**TASK GOAL**
Copy all lines holding the word "icon" from the entries.

**TASK INPUT**
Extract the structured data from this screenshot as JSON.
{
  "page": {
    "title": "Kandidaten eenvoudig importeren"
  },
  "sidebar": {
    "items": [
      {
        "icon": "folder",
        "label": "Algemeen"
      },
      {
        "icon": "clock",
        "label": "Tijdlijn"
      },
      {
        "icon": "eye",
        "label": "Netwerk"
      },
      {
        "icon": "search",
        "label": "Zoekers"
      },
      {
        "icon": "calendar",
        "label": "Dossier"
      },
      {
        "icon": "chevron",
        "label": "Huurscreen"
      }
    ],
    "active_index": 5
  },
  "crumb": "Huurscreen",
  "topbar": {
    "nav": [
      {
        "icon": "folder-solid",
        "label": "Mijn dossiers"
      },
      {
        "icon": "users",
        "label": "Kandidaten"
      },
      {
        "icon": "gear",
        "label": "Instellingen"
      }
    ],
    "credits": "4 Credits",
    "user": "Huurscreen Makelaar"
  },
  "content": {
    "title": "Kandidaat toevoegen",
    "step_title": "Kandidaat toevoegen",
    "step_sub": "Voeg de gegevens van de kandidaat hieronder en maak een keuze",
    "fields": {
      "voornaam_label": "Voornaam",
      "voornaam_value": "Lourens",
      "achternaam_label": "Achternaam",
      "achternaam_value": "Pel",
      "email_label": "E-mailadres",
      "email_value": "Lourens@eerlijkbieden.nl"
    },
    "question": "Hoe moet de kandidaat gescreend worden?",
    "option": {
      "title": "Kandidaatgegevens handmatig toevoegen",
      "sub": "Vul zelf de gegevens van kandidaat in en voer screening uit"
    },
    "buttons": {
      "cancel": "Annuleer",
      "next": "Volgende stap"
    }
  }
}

**EXPECTED OUTPUT**
        "icon": "folder",
        "icon": "clock",
        "icon": "eye",
        "icon": "search",
        "icon": "calendar",
        "icon": "chevron",
        "icon": "folder-solid",
        "icon": "users",
        "icon": "gear",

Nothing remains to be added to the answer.